# Work required
Every entry must be duplicated precisely as written.

# Rows
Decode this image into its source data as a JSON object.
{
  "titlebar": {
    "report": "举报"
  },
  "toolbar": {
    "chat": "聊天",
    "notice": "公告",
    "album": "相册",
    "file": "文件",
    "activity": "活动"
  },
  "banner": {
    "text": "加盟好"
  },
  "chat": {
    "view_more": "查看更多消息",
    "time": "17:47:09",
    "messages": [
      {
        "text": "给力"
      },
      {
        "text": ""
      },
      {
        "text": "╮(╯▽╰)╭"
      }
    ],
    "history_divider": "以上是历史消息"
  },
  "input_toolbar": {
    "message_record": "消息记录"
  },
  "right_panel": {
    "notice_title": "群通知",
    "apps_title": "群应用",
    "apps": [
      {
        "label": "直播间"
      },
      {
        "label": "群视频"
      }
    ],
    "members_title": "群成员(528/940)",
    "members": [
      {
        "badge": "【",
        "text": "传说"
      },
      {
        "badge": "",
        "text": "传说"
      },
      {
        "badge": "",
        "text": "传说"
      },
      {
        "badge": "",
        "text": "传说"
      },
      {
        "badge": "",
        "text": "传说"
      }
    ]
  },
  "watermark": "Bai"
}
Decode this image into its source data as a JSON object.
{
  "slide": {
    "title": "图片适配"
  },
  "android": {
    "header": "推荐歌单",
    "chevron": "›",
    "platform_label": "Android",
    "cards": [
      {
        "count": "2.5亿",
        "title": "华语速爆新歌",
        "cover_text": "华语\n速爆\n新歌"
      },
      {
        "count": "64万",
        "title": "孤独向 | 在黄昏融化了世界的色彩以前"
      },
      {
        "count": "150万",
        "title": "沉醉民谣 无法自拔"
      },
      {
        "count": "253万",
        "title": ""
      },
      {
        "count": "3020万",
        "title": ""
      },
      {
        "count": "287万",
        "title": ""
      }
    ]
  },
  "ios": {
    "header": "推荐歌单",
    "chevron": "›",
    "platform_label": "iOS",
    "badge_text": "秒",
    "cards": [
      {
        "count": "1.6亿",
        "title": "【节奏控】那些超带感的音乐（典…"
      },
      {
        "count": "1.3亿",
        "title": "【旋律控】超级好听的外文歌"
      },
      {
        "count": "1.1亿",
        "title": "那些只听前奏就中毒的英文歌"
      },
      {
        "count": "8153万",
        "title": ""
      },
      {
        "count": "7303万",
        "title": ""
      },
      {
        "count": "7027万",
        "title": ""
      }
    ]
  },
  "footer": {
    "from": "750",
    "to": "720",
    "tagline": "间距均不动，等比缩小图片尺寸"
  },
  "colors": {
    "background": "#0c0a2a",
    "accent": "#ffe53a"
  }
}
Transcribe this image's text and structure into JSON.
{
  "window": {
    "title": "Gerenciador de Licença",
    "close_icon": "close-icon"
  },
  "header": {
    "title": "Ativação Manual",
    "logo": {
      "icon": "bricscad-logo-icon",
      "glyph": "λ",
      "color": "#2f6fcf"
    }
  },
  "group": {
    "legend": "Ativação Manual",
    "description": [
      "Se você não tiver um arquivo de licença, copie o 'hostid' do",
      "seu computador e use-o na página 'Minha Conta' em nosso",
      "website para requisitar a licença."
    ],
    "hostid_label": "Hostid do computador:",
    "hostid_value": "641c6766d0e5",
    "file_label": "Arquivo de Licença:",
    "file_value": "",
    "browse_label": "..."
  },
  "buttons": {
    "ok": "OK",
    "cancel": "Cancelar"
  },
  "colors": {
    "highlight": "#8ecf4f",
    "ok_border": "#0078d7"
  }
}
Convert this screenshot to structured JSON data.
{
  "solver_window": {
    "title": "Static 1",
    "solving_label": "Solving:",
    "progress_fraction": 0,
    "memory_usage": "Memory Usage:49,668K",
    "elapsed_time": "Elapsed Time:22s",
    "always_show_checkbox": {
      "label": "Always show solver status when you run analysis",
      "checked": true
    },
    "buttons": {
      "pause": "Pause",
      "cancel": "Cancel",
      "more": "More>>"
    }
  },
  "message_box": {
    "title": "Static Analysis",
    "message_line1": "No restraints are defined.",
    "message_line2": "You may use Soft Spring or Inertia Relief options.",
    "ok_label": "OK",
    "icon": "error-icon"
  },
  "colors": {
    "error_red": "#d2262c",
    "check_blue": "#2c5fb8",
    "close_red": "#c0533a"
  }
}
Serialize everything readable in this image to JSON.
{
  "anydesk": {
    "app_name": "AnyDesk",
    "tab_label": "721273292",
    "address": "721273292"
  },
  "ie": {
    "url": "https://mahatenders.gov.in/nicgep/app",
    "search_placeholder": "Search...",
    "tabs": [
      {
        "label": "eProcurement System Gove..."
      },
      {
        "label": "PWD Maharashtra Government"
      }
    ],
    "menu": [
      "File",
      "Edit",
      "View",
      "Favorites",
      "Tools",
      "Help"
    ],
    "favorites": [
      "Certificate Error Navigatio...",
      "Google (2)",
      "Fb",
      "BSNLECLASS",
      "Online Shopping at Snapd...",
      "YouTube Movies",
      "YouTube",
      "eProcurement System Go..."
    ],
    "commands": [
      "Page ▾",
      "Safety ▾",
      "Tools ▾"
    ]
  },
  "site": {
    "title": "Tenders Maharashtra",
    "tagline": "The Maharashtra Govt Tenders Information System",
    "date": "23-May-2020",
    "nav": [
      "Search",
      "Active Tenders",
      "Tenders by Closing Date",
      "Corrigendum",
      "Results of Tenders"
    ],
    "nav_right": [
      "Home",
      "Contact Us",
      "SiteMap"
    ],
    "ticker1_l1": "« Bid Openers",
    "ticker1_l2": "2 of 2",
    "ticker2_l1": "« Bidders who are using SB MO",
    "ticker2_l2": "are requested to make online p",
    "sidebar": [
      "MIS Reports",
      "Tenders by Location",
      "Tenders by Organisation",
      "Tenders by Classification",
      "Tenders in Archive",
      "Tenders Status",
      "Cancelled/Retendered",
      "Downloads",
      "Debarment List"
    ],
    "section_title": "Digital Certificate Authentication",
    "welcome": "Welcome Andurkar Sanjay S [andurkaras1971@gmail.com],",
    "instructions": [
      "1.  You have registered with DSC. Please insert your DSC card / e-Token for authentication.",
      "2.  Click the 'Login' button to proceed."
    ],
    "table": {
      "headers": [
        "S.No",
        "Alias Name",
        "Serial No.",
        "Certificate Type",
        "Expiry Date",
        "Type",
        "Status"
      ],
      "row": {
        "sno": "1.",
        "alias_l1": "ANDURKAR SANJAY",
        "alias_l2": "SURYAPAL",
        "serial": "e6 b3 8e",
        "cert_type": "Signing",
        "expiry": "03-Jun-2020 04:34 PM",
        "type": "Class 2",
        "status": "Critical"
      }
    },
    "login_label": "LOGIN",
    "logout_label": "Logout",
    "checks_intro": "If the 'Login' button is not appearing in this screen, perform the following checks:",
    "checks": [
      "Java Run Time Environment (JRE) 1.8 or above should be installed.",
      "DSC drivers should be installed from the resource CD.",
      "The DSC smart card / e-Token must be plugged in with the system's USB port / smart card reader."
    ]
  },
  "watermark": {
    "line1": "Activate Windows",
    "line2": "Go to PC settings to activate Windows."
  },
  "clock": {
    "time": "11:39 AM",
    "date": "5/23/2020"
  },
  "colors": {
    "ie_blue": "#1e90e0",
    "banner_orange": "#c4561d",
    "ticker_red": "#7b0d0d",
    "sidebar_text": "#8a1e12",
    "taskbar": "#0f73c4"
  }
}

# Answer in full
Decode this image into its source data as a JSON object.
{
  "titlebar": {
    "report": "举报"
  },
  "toolbar": {
    "chat": "聊天",
    "notice": "公告",
    "album": "相册",
    "file": "文件",
    "activity": "活动"
  },
  "banner": {
    "text": "加盟好"
  },
  "chat": {
    "view_more": "查看更多消息",
    "time": "17:47:09",
    "messages": [
      {
        "text": "给力"
      },
      {
        "text": ""
      },
      {
        "text": "╮(╯▽╰)╭"
      }
    ],
    "history_divider": "以上是历史消息"
  },
  "input_toolbar": {
    "message_record": "消息记录"
  },
  "right_panel": {
    "notice_title": "群通知",
    "apps_title": "群应用",
    "apps": [
      {
        "label": "直播间"
      },
      {
        "label": "群视频"
      }
    ],
    "members_title": "群成员(528/940)",
    "members": [
      {
        "badge": "【",
        "text": "传说"
      },
      {
        "badge": "",
        "text": "传说"
      },
      {
        "badge": "",
        "text": "传说"
      },
      {
        "badge": "",
        "text": "传说"
      },
      {
        "badge": "",
        "text": "传说"
      }
    ]
  },
  "watermark": "Bai"
}
Decode this image into its source data as a JSON object.
{
  "slide": {
    "title": "图片适配"
  },
  "android": {
    "header": "推荐歌单",
    "chevron": "›",
    "platform_label": "Android",
    "cards": [
      {
        "count": "2.5亿",
        "title": "华语速爆新歌",
        "cover_text": "华语\n速爆\n新歌"
      },
      {
        "count": "64万",
        "title": "孤独向 | 在黄昏融化了世界的色彩以前"
      },
      {
        "count": "150万",
        "title": "沉醉民谣 无法自拔"
      },
      {
        "count": "253万",
        "title": ""
      },
      {
        "count": "3020万",
        "title": ""
      },
      {
        "count": "287万",
        "title": ""
      }
    ]
  },
  "ios": {
    "header": "推荐歌单",
    "chevron": "›",
    "platform_label": "iOS",
    "badge_text": "秒",
    "cards": [
      {
        "count": "1.6亿",
        "title": "【节奏控】那些超带感的音乐（典…"
      },
      {
        "count": "1.3亿",
        "title": "【旋律控】超级好听的外文歌"
      },
      {
        "count": "1.1亿",
        "title": "那些只听前奏就中毒的英文歌"
      },
      {
        "count": "8153万",
        "title": ""
      },
      {
        "count": "7303万",
        "title": ""
      },
      {
        "count": "7027万",
        "title": ""
      }
    ]
  },
  "footer": {
    "from": "750",
    "to": "720",
    "tagline": "间距均不动，等比缩小图片尺寸"
  },
  "colors": {
    "background": "#0c0a2a",
    "accent": "#ffe53a"
  }
}
Transcribe this image's text and structure into JSON.
{
  "window": {
    "title": "Gerenciador de Licença",
    "close_icon": "close-icon"
  },
  "header": {
    "title": "Ativação Manual",
    "logo": {
      "icon": "bricscad-logo-icon",
      "glyph": "λ",
      "color": "#2f6fcf"
    }
  },
  "group": {
    "legend": "Ativação Manual",
    "description": [
      "Se você não tiver um arquivo de licença, copie o 'hostid' do",
      "seu computador e use-o na página 'Minha Conta' em nosso",
      "website para requisitar a licença."
    ],
    "hostid_label": "Hostid do computador:",
    "hostid_value": "641c6766d0e5",
    "file_label": "Arquivo de Licença:",
    "file_value": "",
    "browse_label": "..."
  },
  "buttons": {
    "ok": "OK",
    "cancel": "Cancelar"
  },
  "colors": {
    "highlight": "#8ecf4f",
    "ok_border": "#0078d7"
  }
}
Convert this screenshot to structured JSON data.
{
  "solver_window": {
    "title": "Static 1",
    "solving_label": "Solving:",
    "progress_fraction": 0,
    "memory_usage": "Memory Usage:49,668K",
    "elapsed_time": "Elapsed Time:22s",
    "always_show_checkbox": {
      "label": "Always show solver status when you run analysis",
      "checked": true
    },
    "buttons": {
      "pause": "Pause",
      "cancel": "Cancel",
      "more": "More>>"
    }
  },
  "message_box": {
    "title": "Static Analysis",
    "message_line1": "No restraints are defined.",
    "message_line2": "You may use Soft Spring or Inertia Relief options.",
    "ok_label": "OK",
    "icon": "error-icon"
  },
  "colors": {
    "error_red": "#d2262c",
    "check_blue": "#2c5fb8",
    "close_red": "#c0533a"
  }
}
Serialize everything readable in this image to JSON.
{
  "anydesk": {
    "app_name": "AnyDesk",
    "tab_label": "721273292",
    "address": "721273292"
  },
  "ie": {
    "url": "https://mahatenders.gov.in/nicgep/app",
    "search_placeholder": "Search...",
    "tabs": [
      {
        "label": "eProcurement System Gove..."
      },
      {
        "label": "PWD Maharashtra Government"
      }
    ],
    "menu": [
      "File",
      "Edit",
      "View",
      "Favorites",
      "Tools",
      "Help"
    ],
    "favorites": [
      "Certificate Error Navigatio...",
      "Google (2)",
      "Fb",
      "BSNLECLASS",
      "Online Shopping at Snapd...",
      "YouTube Movies",
      "YouTube",
      "eProcurement System Go..."
    ],
    "commands": [
      "Page ▾",
      "Safety ▾",
      "Tools ▾"
    ]
  },
  "site": {
    "title": "Tenders Maharashtra",
    "tagline": "The Maharashtra Govt Tenders Information System",
    "date": "23-May-2020",
    "nav": [
      "Search",
      "Active Tenders",
      "Tenders by Closing Date",
      "Corrigendum",
      "Results of Tenders"
    ],
    "nav_right": [
      "Home",
      "Contact Us",
      "SiteMap"
    ],
    "ticker1_l1": "« Bid Openers",
    "ticker1_l2": "2 of 2",
    "ticker2_l1": "« Bidders who are using SB MO",
    "ticker2_l2": "are requested to make online p",
    "sidebar": [
      "MIS Reports",
      "Tenders by Location",
      "Tenders by Organisation",
      "Tenders by Classification",
      "Tenders in Archive",
      "Tenders Status",
      "Cancelled/Retendered",
      "Downloads",
      "Debarment List"
    ],
    "section_title": "Digital Certificate Authentication",
    "welcome": "Welcome Andurkar Sanjay S [andurkaras1971@gmail.com],",
    "instructions": [
      "1.  You have registered with DSC. Please insert your DSC card / e-Token for authentication.",
      "2.  Click the 'Login' button to proceed."
    ],
    "table": {
      "headers": [
        "S.No",
        "Alias Name",
        "Serial No.",
        "Certificate Type",
        "Expiry Date",
        "Type",
        "Status"
      ],
      "row": {
        "sno": "1.",
        "alias_l1": "ANDURKAR SANJAY",
        "alias_l2": "SURYAPAL",
        "serial": "e6 b3 8e",
        "cert_type": "Signing",
        "expiry": "03-Jun-2020 04:34 PM",
        "type": "Class 2",
        "status": "Critical"
      }
    },
    "login_label": "LOGIN",
    "logout_label": "Logout",
    "checks_intro": "If the 'Login' button is not appearing in this screen, perform the following checks:",
    "checks": [
      "Java Run Time Environment (JRE) 1.8 or above should be installed.",
      "DSC drivers should be installed from the resource CD.",
      "The DSC smart card / e-Token must be plugged in with the system's USB port / smart card reader."
    ]
  },
  "watermark": {
    "line1": "Activate Windows",
    "line2": "Go to PC settings to activate Windows."
  },
  "clock": {
    "time": "11:39 AM",
    "date": "5/23/2020"
  },
  "colors": {
    "ie_blue": "#1e90e0",
    "banner_orange": "#c4561d",
    "ticker_red": "#7b0d0d",
    "sidebar_text": "#8a1e12",
    "taskbar": "#0f73c4"
  }
}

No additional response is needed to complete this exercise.